Page and application data records:
- Opening Delimiter -

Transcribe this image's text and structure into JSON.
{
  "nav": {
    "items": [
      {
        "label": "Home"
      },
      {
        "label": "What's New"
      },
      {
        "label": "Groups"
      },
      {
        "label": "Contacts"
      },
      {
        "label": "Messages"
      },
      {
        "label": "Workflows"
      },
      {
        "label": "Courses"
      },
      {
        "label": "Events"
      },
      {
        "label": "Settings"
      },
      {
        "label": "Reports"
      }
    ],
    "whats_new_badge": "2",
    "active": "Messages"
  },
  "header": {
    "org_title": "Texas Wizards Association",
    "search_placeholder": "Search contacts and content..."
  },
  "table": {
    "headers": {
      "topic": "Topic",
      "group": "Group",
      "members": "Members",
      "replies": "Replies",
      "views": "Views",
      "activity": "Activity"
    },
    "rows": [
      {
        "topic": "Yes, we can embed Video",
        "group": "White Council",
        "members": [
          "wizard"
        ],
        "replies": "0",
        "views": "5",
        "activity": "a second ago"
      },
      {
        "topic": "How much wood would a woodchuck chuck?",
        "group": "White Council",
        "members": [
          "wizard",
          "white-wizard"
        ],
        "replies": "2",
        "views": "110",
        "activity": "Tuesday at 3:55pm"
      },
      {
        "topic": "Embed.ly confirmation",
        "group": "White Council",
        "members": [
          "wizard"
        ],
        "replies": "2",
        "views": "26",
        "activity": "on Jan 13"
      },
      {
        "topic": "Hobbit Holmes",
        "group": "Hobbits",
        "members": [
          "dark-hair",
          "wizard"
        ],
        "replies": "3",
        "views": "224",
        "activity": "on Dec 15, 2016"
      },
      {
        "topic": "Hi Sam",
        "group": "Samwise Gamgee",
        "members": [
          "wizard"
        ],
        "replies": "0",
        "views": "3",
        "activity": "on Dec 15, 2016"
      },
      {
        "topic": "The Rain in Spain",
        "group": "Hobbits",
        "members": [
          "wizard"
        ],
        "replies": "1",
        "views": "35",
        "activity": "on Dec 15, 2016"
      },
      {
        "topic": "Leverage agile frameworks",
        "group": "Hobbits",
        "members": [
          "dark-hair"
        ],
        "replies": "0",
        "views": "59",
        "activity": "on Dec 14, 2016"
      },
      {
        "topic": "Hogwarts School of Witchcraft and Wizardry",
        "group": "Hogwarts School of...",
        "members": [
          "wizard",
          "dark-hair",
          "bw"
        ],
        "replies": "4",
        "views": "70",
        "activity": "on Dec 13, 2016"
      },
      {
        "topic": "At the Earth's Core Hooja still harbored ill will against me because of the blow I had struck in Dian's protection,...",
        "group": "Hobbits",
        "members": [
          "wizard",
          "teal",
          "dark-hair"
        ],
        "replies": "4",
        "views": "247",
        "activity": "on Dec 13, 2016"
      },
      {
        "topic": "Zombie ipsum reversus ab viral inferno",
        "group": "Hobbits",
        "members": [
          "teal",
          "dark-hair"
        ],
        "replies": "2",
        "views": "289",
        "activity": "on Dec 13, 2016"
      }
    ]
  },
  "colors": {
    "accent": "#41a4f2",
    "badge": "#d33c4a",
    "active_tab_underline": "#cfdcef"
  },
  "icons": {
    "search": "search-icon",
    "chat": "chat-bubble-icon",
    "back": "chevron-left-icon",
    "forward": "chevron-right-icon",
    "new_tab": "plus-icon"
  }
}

- Closing Delimiter -

— PROBLEM DESCRIPTION —
Whenever the string "Hogwarts" occurs in a line of the entries above, copy that line.

— EXERCISE RESPONSE —
        "topic": "Hogwarts School of Witchcraft and Wizardry",
        "group": "Hogwarts School of...",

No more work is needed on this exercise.